» **Source**:
☆ ☆ ☆ ☆ ☆ ☆ ☆

MINOR: fd: don't scan the full fdtab on all threads
During tests, it's pretty visible that with many threads and a large
number of FDs, the process may take time to be ready. The reason for
this is that the full fdtab array is scanned by each and every thread
at boot in fd_reregister_all() in order to make each thread-local
poller adopt the FDs that are relevant to it. The problem is that
when dealing with 1-2M FDs and 64+ threads, it starts to represent
quite a number of loops, and usually the fdtab array doesn't entirely
fit in the CPU's L3 cache, causing extra memory accesses.
It's particularly visible when issuing debugging commands to the CLI
because usually the first one fails while the CPU is at 100% for half
a second (which also is socat's timeout). A quick test with this:
global
stats socket /tmp/sock1 level admin mode 666
stats timeout 1h
maxconn
2000000
And the following script started in another window:
while ! time socat -t5 - /tmp/sock1 <<< "show version";do date -Ins;done
shows that it takes 1.58s for the socat instance that succeeds on an
Ampere Altra with 80 cores, this requires to change the timeout (defaults
to half a second) otherwise it returns nothing. In addition it also means
that during reloads, some CPU spikes will be noticed.
Adding a prefetch of the current FD + 16 improves the startup time by 30%
but that's far from being sufficient.
In practice all of this is performed at boot time, a moment at which we
know that extremely few FDs are registered (basically just the listeners),
so FD numbers are usually very low and the rest of the table is scanned
for no benefit. Ideally, knowing upfront how many FDs we have should be
sufficient.
A first approach would consist in counting the entries on a single thread
before registering pollers. It's not necessarily efficient and would take
time anyway.
This patch takes a different approach. It consists in keeping a thread-local
max ("fd_highest") that is updated whenever fd_insert() is called with a
larger number. Of course this is not correct once all threads have started,
but it will remain valid during boot since the same value is used during
startup and is cloned for each thread, and no scheduling happens anywhere
during this period, so that all threads are aware of the highest FD they've
seen registered, even if it had been done in some init code, and this without
having to deal with a shared variable.
Here on the test platform, the script gets its response in 10ms vs 1580
before.

☆ ☆ ☆ ☆ ☆ ☆ ☆

(Stored dataset items)

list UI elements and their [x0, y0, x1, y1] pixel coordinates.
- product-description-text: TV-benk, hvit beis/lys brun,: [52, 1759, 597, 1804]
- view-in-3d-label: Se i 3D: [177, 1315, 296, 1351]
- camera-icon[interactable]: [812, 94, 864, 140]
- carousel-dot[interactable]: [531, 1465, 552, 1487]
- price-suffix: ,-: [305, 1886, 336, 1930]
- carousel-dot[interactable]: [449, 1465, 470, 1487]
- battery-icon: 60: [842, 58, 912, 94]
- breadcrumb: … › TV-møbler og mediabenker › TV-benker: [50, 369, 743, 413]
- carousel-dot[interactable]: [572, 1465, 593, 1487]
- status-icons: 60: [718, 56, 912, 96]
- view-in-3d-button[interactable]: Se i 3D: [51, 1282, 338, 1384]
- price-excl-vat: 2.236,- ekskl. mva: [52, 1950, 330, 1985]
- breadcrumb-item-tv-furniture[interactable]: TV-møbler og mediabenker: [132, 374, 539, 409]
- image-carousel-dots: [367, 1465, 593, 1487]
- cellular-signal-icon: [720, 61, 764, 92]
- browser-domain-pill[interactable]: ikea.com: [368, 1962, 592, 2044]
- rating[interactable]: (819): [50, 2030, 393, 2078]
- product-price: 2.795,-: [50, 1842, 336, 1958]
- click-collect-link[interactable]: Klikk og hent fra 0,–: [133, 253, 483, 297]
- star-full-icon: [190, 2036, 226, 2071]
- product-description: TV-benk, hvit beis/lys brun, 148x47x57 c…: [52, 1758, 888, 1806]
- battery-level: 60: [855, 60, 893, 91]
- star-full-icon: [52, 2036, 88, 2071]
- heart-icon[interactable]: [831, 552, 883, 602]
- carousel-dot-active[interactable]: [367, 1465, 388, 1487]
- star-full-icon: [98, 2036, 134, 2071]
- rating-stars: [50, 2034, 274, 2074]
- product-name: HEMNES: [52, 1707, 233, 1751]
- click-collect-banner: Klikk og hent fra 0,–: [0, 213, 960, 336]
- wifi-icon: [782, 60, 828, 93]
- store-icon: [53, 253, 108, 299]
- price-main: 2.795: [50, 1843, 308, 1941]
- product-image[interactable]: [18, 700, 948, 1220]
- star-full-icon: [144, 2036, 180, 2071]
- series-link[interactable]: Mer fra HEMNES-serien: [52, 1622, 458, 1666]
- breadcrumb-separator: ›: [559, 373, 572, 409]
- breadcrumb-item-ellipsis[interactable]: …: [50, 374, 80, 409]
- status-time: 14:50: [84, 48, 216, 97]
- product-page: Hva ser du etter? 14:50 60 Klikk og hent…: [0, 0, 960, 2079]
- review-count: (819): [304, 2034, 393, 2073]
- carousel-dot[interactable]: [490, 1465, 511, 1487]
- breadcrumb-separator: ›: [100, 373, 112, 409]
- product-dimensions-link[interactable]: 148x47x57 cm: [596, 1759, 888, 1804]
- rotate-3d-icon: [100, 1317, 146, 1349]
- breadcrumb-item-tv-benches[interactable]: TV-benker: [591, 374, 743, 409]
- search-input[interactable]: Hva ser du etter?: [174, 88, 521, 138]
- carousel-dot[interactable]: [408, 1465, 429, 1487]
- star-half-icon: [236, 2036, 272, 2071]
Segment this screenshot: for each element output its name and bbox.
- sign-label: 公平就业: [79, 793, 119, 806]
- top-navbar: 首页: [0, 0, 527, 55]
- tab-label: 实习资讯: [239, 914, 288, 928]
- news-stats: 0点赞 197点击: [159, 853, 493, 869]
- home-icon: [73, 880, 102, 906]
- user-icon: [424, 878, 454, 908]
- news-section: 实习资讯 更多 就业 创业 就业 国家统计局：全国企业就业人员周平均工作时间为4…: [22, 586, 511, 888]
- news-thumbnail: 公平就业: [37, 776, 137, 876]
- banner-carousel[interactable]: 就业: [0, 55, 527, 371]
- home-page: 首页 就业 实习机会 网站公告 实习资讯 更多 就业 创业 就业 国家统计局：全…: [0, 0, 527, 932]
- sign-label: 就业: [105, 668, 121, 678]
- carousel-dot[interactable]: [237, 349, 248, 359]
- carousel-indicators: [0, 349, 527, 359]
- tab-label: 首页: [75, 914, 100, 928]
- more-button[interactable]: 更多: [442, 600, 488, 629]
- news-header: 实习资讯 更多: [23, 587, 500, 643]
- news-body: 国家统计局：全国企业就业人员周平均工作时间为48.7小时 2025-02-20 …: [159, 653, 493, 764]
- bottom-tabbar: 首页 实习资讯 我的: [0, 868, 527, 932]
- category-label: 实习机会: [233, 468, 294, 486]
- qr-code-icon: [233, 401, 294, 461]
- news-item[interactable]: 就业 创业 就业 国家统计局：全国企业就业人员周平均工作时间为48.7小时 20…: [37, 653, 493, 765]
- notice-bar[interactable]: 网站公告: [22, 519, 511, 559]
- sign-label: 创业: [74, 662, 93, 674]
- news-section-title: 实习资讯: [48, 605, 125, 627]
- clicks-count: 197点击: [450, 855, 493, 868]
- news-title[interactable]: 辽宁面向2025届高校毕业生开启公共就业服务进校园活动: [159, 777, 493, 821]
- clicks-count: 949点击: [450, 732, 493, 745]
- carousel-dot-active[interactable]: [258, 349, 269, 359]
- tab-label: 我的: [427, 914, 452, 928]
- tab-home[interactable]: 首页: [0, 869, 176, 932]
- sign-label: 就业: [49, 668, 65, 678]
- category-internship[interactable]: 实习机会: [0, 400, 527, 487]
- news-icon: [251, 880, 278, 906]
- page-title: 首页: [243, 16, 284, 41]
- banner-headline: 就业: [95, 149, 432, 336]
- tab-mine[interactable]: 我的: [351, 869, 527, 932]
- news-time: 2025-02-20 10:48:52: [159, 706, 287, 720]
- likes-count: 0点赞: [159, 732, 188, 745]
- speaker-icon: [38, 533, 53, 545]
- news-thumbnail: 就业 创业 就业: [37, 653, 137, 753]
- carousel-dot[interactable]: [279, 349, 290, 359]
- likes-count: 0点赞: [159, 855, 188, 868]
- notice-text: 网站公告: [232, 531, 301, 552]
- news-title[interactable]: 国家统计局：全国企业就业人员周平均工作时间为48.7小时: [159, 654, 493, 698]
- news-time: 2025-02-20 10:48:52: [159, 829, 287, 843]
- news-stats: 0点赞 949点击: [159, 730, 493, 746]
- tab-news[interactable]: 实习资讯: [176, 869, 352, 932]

☆ ☆ ☆ ☆ ☆ ☆ ☆

Reproduce the part of the commit message on scanning the fdtab, everything from "This patch takes" down to "a shared variable.", word for word. The listing was taken from a separate source and is unrelated to the commit message.

This patch takes a different approach. It consists in keeping a thread-local
max ("fd_highest") that is updated whenever fd_insert() is called with a
larger number. Of course this is not correct once all threads have started,
but it will remain valid during boot since the same value is used during
startup and is cloned for each thread, and no scheduling happens anywhere
during this period, so that all threads are aware of the highest FD they've
seen registered, even if it had been done in some init code, and this without
having to deal with a shared variable.